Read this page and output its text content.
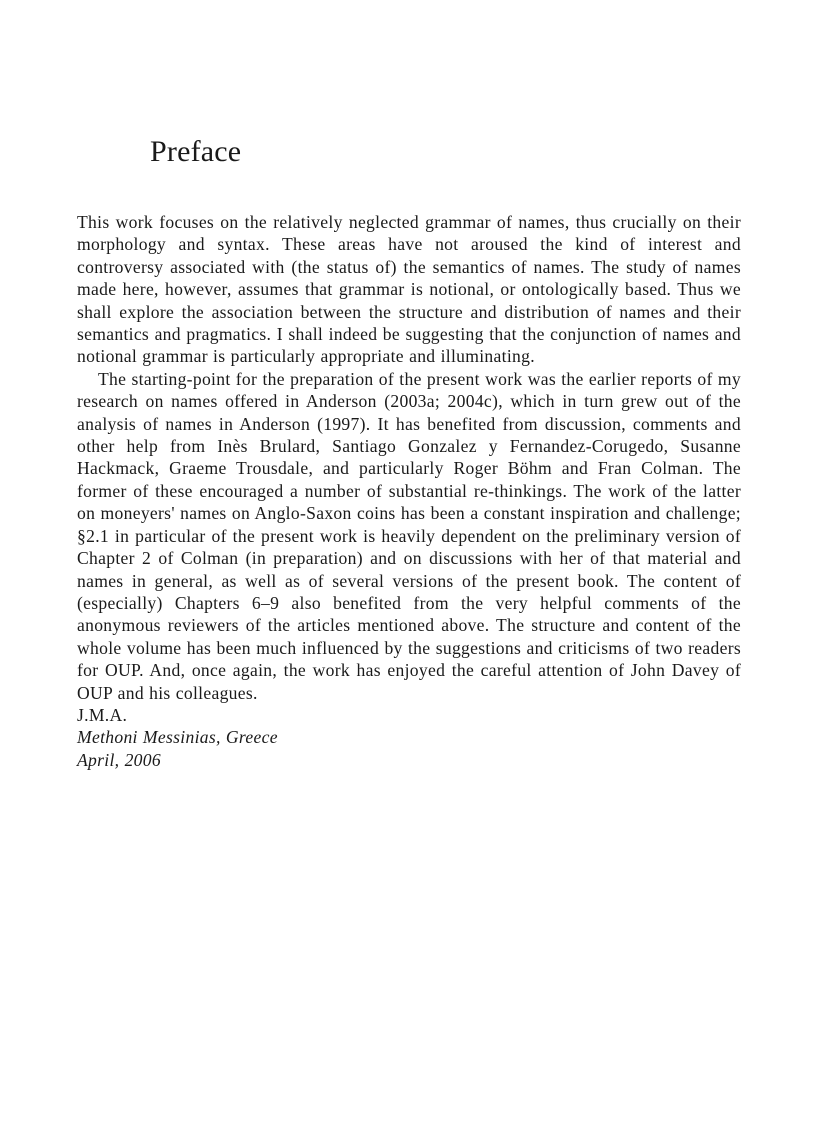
Preface

This work focuses on the relatively neglected grammar of names, thus crucially on their morphology and syntax. These areas have not aroused the kind of interest and controversy associated with (the status of) the semantics of names. The study of names made here, however, assumes that grammar is notional, or ontologically based. Thus we shall explore the association between the structure and distribution of names and their semantics and pragmatics. I shall indeed be suggesting that the conjunction of names and notional grammar is particularly appropriate and illuminating.

The starting-point for the preparation of the present work was the earlier reports of my research on names offered in Anderson (2003a; 2004c), which in turn grew out of the analysis of names in Anderson (1997). It has benefited from discussion, comments and other help from Inès Brulard, Santiago Gonzalez y Fernandez-Corugedo, Susanne Hackmack, Graeme Trousdale, and particularly Roger Böhm and Fran Colman. The former of these encouraged a number of substantial re-thinkings. The work of the latter on moneyers' names on Anglo-Saxon coins has been a constant inspiration and challenge; §2.1 in particular of the present work is heavily dependent on the preliminary version of Chapter 2 of Colman (in preparation) and on discussions with her of that material and names in general, as well as of several versions of the present book. The content of (especially) Chapters 6–9 also benefited from the very helpful comments of the anonymous reviewers of the articles mentioned above. The structure and content of the whole volume has been much influenced by the suggestions and criticisms of two readers for OUP. And, once again, the work has enjoyed the careful attention of John Davey of OUP and his colleagues.

J.M.A.

Methoni Messinias, Greece

April, 2006
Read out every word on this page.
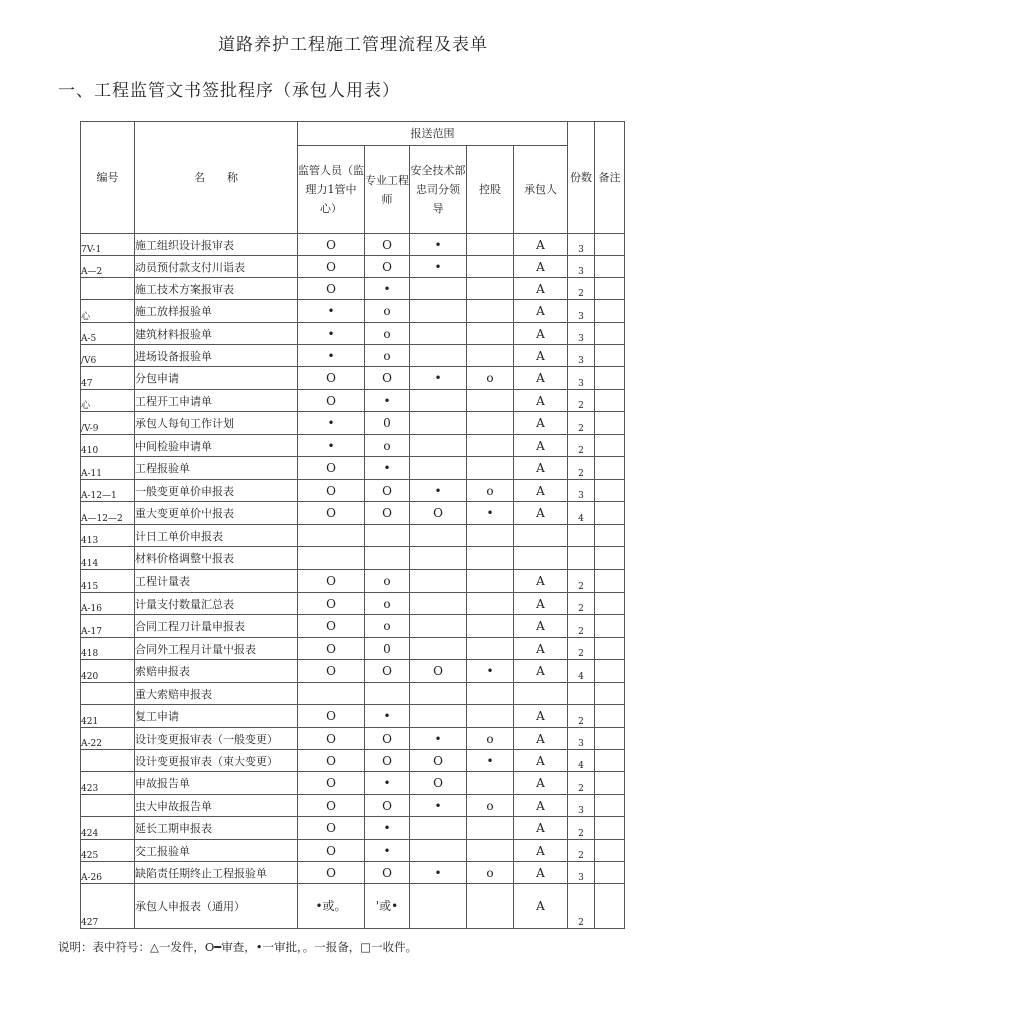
道路养护工程施工管理流程及表单
一、工程监管文书签批程序（承包人用表）
编号	名　　称	报送范围					份数	备注
		监管人员（监理力1管中心）	专业工程师	安全技术部忠司分领 导	控股	承包人		
7V-1	施工组织设计报审表	O	O	•		A	3	
A—2	动员预付款支付川诣表	O	O	•		A	3	
	施工技术方案报审表	O	•			A	2	
心	施工放样报验单	•	o			A	3	
A-5	建筑材料报验单	•	o			A	3	
/V6	进场设备报验单	•	o			A	3	
47	分包申请	O	O	•	o	A	3	
心	工程开工申请单	O	•			A	2	
/V-9	承包人每旬工作计划	•	0			A	2	
410	中间检验申请单	•	o			A	2	
A-11	工程报验单	O	•			A	2	
A-12—1	一般变更单价申报表	O	O	•	o	A	3	
A—12—2	重大变更单价屮报表	O	O	O	•	A	4	
413	计日工单价申报表							
414	材料价格调整屮报表							
415	工程计量表	O	o			A	2	
A-16	计量支付数量汇总表	O	o			A	2	
A-17	合同工程刀计量申报表	O	o			A	2	
418	合同外工程月计量屮报表	O	0			A	2	
420	索赔申报表	O	O	O	•	A	4	
	重大索赔申报表							
421	复工申请	O	•			A	2	
A-22	设计变更报审表（一般变更）	O	O	•	o	A	3	
	设计变更报审表（束大变更）	O	O	O	•	A	4	
423	申故报告单	O	•	O		A	2	
	虫大申故报告单	O	O	•	o	A	3	
424	延长工期申报表	O	•			A	2	
425	交工报验单	O	•			A	2	
A-26	缺陷责任期终止工程报验单	O	O	•	o	A	3	
427	承包人申报表（通用）	•或。	'或•			A	2	
说明：表中符号：△一发件，O━审查，•一审批，。一报备，□一收件。
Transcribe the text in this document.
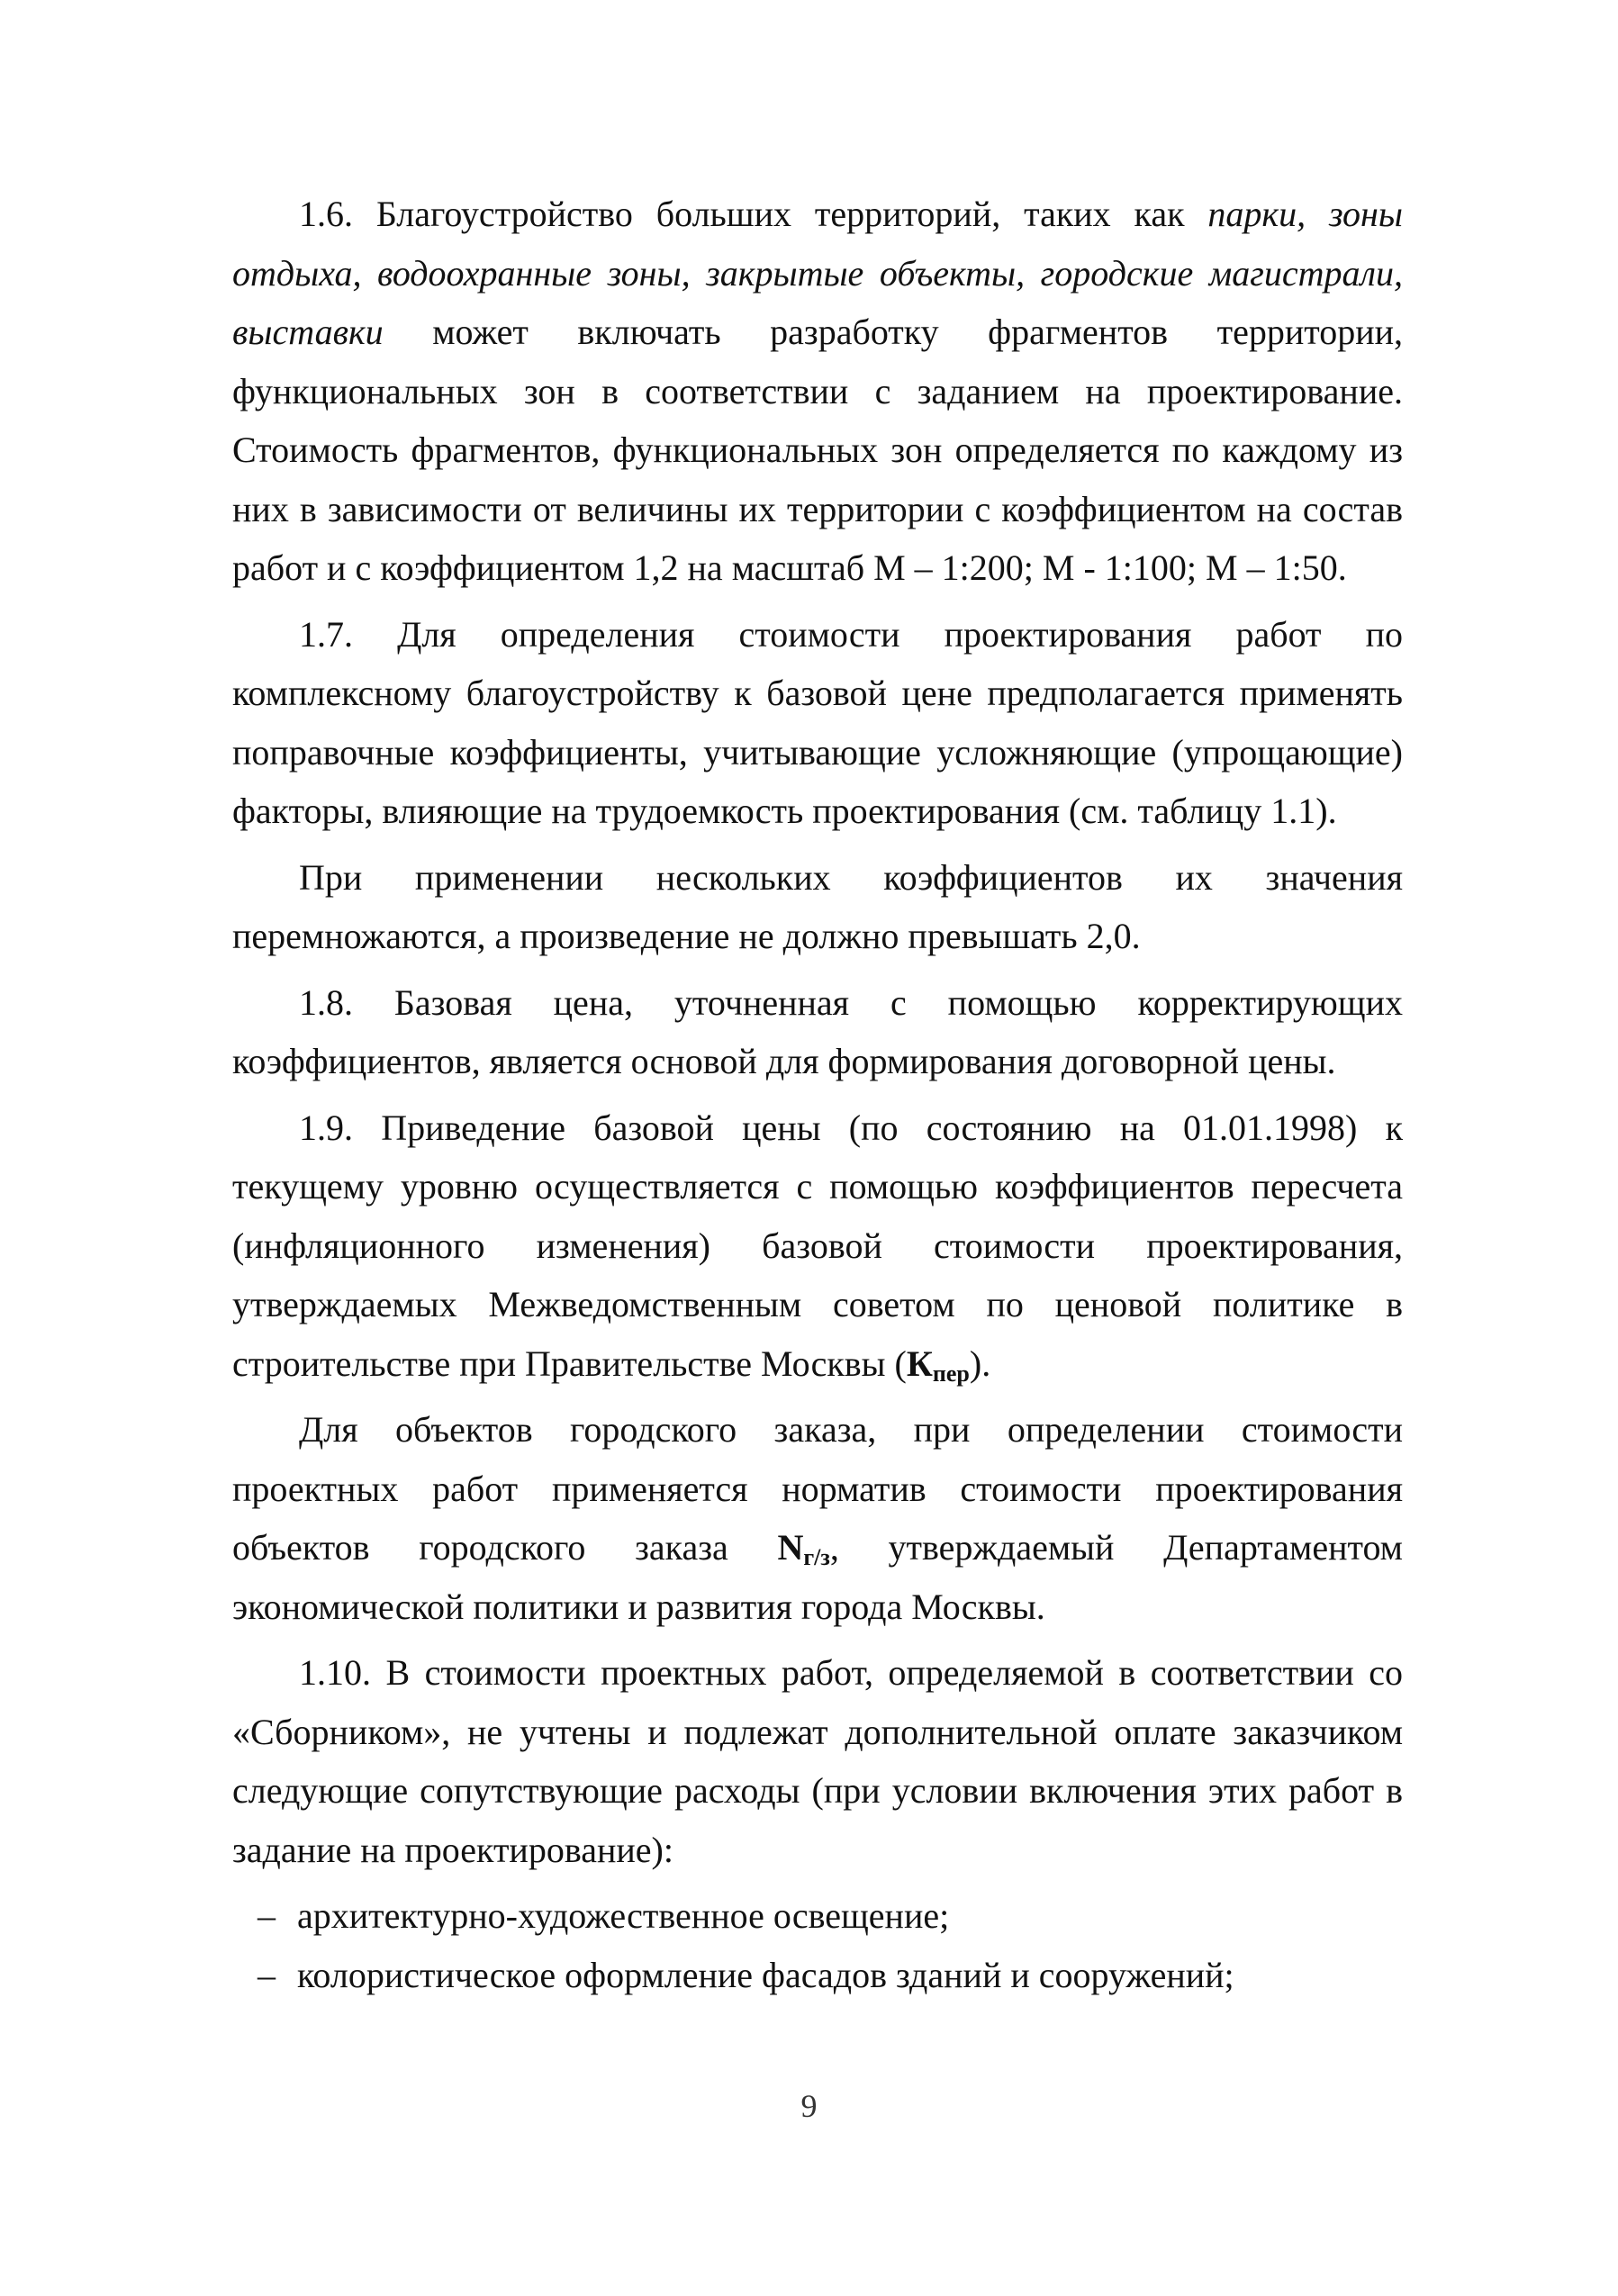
1.6. Благоустройство больших территорий, таких как парки, зоны отдыха, водоохранные зоны, закрытые объекты, городские магистрали, выставки может включать разработку фрагментов территории, функциональных зон в соответствии с заданием на проектирование. Стоимость фрагментов, функциональных зон определяется по каждому из них в зависимости от величины их территории с коэффициентом на состав работ и с коэффициентом 1,2 на масштаб М – 1:200; М - 1:100; М – 1:50.

1.7. Для определения стоимости проектирования работ по комплексному благоустройству к базовой цене предполагается применять поправочные коэффициенты, учитывающие усложняющие (упрощающие) факторы, влияющие на трудоемкость проектирования (см. таблицу 1.1).

При применении нескольких коэффициентов их значения перемножаются, а произведение не должно превышать 2,0.

1.8. Базовая цена, уточненная с помощью корректирующих коэффициентов, является основой для формирования договорной цены.

1.9. Приведение базовой цены (по состоянию на 01.01.1998) к текущему уровню осуществляется с помощью коэффициентов пересчета (инфляционного изменения) базовой стоимости проектирования, утверждаемых Межведомственным советом по ценовой политике в строительстве при Правительстве Москвы $(К_{пер})$.

Для объектов городского заказа, при определении стоимости проектных работ применяется норматив стоимости проектирования объектов городского заказа $N_{г/з}$, утверждаемый Департаментом экономической политики и развития города Москвы.

1.10. В стоимости проектных работ, определяемой в соответствии со «Сборником», не учтены и подлежат дополнительной оплате заказчиком следующие сопутствующие расходы (при условии включения этих работ в задание на проектирование):

– архитектурно-художественное освещение;
– колористическое оформление фасадов зданий и сооружений;
9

-*-

From the listing above, copy every line that includes the word "设计变更报审表".

A-22	设计变更报审表（一般变更）	O	O	•	o	A	3	
	设计变更报审表（束大变更）	O	O	O	•	A	4	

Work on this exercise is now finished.